- [EXERCISE DESCRIPTION]: Reproduce every line in the listing that contains the word "Señor".

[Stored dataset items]
******************************

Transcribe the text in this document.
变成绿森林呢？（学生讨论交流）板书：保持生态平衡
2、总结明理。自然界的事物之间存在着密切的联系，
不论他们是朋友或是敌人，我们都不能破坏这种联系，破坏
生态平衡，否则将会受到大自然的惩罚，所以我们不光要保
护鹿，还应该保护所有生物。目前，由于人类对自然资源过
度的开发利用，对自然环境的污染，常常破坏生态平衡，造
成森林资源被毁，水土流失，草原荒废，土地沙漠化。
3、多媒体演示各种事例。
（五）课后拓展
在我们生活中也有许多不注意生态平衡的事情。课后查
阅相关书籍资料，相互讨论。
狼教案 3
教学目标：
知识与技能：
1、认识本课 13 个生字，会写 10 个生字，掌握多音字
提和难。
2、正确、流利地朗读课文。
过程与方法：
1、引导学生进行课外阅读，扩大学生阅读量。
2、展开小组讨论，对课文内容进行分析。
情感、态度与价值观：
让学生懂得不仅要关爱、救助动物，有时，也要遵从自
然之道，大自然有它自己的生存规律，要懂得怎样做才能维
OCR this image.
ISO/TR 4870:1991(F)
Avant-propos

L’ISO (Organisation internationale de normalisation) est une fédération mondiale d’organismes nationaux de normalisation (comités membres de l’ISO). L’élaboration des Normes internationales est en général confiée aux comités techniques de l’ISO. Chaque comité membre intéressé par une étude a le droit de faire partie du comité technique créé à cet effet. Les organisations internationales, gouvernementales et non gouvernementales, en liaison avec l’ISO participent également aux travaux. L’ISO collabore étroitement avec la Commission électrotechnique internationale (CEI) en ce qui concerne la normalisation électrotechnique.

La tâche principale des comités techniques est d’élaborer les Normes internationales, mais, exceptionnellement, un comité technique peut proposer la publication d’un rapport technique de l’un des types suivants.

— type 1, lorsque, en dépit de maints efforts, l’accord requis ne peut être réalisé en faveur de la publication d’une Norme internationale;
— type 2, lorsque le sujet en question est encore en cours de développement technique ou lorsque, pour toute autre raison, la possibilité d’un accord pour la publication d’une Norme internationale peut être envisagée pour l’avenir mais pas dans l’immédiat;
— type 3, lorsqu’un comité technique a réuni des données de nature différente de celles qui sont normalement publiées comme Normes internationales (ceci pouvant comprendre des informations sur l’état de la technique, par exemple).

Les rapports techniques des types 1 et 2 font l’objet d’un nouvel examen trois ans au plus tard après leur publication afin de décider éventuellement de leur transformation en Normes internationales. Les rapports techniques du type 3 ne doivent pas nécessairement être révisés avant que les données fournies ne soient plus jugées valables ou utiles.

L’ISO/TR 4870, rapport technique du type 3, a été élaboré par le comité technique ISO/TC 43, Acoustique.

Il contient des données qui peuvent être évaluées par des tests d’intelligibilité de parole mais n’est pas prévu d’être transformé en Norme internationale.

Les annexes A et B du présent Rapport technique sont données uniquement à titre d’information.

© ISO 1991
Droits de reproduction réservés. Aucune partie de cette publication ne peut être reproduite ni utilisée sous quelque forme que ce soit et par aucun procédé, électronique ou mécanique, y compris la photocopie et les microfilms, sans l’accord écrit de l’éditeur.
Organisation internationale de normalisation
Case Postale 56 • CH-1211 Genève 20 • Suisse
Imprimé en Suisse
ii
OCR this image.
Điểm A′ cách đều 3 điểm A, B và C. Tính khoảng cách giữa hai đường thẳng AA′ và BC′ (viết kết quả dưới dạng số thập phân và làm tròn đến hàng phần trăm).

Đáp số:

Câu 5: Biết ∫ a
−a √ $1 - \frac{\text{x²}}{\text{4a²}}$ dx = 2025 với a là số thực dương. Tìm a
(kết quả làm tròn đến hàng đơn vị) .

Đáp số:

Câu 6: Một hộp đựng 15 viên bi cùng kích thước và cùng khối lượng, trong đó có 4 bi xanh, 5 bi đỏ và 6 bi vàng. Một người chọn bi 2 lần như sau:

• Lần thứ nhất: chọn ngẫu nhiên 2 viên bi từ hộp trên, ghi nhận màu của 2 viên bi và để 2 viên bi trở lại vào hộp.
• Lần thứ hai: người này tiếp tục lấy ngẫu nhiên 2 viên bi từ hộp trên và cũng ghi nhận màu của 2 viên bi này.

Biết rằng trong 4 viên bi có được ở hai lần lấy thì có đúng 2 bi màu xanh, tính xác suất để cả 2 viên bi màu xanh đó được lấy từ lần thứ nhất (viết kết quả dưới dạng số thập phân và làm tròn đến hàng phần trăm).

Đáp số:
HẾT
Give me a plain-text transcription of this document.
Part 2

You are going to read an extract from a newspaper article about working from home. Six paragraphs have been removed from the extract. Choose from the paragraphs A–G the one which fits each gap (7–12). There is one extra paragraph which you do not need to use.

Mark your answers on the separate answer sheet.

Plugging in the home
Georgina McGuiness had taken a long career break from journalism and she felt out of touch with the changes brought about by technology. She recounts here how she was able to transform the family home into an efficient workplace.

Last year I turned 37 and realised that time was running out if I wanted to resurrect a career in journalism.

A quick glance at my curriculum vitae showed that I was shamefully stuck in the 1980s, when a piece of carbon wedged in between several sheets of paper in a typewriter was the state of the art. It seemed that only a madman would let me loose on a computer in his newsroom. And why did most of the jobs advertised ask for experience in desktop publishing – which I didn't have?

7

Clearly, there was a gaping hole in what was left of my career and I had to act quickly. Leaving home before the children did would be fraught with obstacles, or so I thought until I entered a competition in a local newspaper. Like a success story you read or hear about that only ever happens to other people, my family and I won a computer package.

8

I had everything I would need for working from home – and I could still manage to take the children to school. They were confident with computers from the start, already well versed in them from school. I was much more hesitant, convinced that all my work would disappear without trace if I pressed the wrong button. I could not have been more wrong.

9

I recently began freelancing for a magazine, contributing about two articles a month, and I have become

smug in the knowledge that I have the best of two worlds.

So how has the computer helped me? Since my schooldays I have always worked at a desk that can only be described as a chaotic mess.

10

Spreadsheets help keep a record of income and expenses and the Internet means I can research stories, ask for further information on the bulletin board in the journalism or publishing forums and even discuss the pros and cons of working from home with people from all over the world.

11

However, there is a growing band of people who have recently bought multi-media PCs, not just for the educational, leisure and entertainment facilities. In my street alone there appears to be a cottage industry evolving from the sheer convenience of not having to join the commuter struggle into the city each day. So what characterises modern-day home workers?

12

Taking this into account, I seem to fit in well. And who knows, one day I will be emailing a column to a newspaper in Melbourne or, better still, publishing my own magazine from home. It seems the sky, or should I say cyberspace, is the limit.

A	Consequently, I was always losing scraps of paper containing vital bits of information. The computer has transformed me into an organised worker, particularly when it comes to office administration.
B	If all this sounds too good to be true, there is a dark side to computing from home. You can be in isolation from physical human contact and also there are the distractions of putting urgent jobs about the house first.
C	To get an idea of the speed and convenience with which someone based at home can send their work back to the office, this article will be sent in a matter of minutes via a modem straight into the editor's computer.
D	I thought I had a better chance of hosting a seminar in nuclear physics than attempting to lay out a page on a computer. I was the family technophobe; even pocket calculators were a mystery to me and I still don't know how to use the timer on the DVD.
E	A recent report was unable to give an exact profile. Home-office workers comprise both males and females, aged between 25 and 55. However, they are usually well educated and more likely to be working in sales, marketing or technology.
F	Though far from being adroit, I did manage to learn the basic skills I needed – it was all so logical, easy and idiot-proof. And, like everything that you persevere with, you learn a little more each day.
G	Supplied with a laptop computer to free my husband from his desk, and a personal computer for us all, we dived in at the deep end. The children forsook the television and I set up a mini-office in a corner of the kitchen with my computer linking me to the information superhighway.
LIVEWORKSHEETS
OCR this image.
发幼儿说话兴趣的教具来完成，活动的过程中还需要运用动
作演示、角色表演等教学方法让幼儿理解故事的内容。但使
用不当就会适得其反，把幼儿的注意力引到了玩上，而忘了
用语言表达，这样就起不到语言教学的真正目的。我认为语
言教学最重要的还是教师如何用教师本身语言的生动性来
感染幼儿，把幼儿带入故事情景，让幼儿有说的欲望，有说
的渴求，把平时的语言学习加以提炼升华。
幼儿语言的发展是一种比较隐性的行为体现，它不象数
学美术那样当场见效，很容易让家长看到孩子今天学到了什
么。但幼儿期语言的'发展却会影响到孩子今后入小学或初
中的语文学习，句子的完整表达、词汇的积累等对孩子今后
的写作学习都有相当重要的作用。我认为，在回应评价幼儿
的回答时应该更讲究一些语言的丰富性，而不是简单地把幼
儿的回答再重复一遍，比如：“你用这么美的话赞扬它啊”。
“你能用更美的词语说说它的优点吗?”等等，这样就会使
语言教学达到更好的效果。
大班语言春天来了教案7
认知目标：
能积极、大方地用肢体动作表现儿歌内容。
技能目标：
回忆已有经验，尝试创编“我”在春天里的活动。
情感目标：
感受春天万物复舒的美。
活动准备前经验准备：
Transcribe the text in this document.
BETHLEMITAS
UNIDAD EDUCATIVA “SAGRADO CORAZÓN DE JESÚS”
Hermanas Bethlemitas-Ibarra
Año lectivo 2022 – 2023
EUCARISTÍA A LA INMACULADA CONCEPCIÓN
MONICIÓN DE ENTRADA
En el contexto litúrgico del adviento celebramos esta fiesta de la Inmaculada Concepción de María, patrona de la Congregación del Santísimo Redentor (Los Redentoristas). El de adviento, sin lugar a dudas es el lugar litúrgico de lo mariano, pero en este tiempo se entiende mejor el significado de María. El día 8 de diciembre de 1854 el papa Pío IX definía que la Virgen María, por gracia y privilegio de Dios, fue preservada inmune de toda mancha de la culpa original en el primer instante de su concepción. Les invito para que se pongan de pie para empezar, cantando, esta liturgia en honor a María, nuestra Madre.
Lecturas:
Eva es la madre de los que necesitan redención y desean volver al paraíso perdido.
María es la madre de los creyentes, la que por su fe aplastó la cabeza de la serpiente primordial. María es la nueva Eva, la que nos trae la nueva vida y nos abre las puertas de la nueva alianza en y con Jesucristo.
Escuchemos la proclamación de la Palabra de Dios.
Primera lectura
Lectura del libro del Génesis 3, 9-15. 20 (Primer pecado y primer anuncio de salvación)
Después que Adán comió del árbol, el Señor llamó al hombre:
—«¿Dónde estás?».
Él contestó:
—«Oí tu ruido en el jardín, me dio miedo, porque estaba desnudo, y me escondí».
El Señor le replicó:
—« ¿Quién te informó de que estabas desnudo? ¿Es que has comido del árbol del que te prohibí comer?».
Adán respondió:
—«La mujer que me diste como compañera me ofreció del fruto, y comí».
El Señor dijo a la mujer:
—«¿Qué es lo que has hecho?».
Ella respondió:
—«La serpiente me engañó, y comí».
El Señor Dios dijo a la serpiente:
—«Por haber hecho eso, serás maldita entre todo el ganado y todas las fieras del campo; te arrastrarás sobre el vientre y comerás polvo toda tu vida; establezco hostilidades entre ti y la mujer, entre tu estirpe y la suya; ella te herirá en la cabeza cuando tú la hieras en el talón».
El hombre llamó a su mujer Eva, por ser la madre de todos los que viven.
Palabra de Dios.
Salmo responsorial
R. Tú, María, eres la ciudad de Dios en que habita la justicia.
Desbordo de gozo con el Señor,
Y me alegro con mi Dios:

******************************

- [WRITTEN REPLY]:
Después que Adán comió del árbol, el Señor llamó al hombre:
El Señor le replicó:
El Señor dijo a la mujer:
El Señor Dios dijo a la serpiente:
Desbordo de gozo con el Señor,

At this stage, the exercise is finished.